▶ **EXERCISE INSTRUCTIONS**: Transcribe the records below exactly.

• • • •

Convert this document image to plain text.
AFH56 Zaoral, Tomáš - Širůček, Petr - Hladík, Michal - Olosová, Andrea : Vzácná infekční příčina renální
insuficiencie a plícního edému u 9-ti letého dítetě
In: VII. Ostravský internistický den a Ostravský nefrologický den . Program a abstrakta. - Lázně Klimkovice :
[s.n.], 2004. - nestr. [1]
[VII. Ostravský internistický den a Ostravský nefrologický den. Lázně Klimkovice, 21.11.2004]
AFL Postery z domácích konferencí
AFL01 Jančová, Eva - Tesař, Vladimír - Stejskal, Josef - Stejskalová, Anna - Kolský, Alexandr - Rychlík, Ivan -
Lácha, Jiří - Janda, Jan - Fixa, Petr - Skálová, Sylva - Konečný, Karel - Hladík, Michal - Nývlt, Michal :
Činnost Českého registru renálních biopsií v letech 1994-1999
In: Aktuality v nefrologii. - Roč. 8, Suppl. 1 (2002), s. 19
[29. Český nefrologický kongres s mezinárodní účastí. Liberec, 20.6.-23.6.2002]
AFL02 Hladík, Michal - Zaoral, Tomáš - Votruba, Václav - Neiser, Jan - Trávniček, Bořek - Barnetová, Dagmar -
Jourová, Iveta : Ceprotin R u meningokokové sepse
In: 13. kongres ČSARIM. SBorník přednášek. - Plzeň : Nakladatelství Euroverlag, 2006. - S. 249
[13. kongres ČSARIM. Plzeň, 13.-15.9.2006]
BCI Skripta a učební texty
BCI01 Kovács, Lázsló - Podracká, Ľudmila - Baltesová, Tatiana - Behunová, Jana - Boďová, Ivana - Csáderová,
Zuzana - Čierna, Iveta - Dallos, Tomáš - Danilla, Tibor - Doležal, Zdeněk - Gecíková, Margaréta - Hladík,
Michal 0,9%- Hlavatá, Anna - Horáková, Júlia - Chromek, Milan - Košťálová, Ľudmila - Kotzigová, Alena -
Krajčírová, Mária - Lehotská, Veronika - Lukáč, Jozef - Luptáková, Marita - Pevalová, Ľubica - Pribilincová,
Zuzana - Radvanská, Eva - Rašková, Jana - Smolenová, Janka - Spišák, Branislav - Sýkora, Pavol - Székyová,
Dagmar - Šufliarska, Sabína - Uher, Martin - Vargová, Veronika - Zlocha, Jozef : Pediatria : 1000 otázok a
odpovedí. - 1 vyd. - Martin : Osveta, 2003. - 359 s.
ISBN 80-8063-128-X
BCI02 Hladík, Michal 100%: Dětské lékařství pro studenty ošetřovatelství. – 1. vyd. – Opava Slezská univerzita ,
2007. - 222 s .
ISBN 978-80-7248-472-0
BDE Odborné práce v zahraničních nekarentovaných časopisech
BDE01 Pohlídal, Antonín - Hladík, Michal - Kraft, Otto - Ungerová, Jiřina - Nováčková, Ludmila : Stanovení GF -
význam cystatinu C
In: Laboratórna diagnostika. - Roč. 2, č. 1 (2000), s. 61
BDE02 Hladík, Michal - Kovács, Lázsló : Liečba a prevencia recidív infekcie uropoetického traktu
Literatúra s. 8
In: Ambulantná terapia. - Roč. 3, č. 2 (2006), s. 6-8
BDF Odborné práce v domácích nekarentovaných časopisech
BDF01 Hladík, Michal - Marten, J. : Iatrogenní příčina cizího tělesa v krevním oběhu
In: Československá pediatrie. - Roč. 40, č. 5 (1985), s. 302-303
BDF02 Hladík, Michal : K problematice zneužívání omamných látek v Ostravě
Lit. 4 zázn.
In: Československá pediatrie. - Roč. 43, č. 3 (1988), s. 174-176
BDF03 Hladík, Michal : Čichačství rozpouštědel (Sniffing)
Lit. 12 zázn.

• • • •

▶ **FINAL ANSWER**:
Convert this document image to plain text.
AFH56 Zaoral, Tomáš - Širůček, Petr - Hladík, Michal - Olosová, Andrea : Vzácná infekční příčina renální
insuficiencie a plícního edému u 9-ti letého dítetě
In: VII. Ostravský internistický den a Ostravský nefrologický den . Program a abstrakta. - Lázně Klimkovice :
[s.n.], 2004. - nestr. [1]
[VII. Ostravský internistický den a Ostravský nefrologický den. Lázně Klimkovice, 21.11.2004]
AFL Postery z domácích konferencí
AFL01 Jančová, Eva - Tesař, Vladimír - Stejskal, Josef - Stejskalová, Anna - Kolský, Alexandr - Rychlík, Ivan -
Lácha, Jiří - Janda, Jan - Fixa, Petr - Skálová, Sylva - Konečný, Karel - Hladík, Michal - Nývlt, Michal :
Činnost Českého registru renálních biopsií v letech 1994-1999
In: Aktuality v nefrologii. - Roč. 8, Suppl. 1 (2002), s. 19
[29. Český nefrologický kongres s mezinárodní účastí. Liberec, 20.6.-23.6.2002]
AFL02 Hladík, Michal - Zaoral, Tomáš - Votruba, Václav - Neiser, Jan - Trávniček, Bořek - Barnetová, Dagmar -
Jourová, Iveta : Ceprotin R u meningokokové sepse
In: 13. kongres ČSARIM. SBorník přednášek. - Plzeň : Nakladatelství Euroverlag, 2006. - S. 249
[13. kongres ČSARIM. Plzeň, 13.-15.9.2006]
BCI Skripta a učební texty
BCI01 Kovács, Lázsló - Podracká, Ľudmila - Baltesová, Tatiana - Behunová, Jana - Boďová, Ivana - Csáderová,
Zuzana - Čierna, Iveta - Dallos, Tomáš - Danilla, Tibor - Doležal, Zdeněk - Gecíková, Margaréta - Hladík,
Michal 0,9%- Hlavatá, Anna - Horáková, Júlia - Chromek, Milan - Košťálová, Ľudmila - Kotzigová, Alena -
Krajčírová, Mária - Lehotská, Veronika - Lukáč, Jozef - Luptáková, Marita - Pevalová, Ľubica - Pribilincová,
Zuzana - Radvanská, Eva - Rašková, Jana - Smolenová, Janka - Spišák, Branislav - Sýkora, Pavol - Székyová,
Dagmar - Šufliarska, Sabína - Uher, Martin - Vargová, Veronika - Zlocha, Jozef : Pediatria : 1000 otázok a
odpovedí. - 1 vyd. - Martin : Osveta, 2003. - 359 s.
ISBN 80-8063-128-X
BCI02 Hladík, Michal 100%: Dětské lékařství pro studenty ošetřovatelství. – 1. vyd. – Opava Slezská univerzita ,
2007. - 222 s .
ISBN 978-80-7248-472-0
BDE Odborné práce v zahraničních nekarentovaných časopisech
BDE01 Pohlídal, Antonín - Hladík, Michal - Kraft, Otto - Ungerová, Jiřina - Nováčková, Ludmila : Stanovení GF -
význam cystatinu C
In: Laboratórna diagnostika. - Roč. 2, č. 1 (2000), s. 61
BDE02 Hladík, Michal - Kovács, Lázsló : Liečba a prevencia recidív infekcie uropoetického traktu
Literatúra s. 8
In: Ambulantná terapia. - Roč. 3, č. 2 (2006), s. 6-8
BDF Odborné práce v domácích nekarentovaných časopisech
BDF01 Hladík, Michal - Marten, J. : Iatrogenní příčina cizího tělesa v krevním oběhu
In: Československá pediatrie. - Roč. 40, č. 5 (1985), s. 302-303
BDF02 Hladík, Michal : K problematice zneužívání omamných látek v Ostravě
Lit. 4 zázn.
In: Československá pediatrie. - Roč. 43, č. 3 (1988), s. 174-176
BDF03 Hladík, Michal : Čichačství rozpouštědel (Sniffing)
Lit. 12 zázn.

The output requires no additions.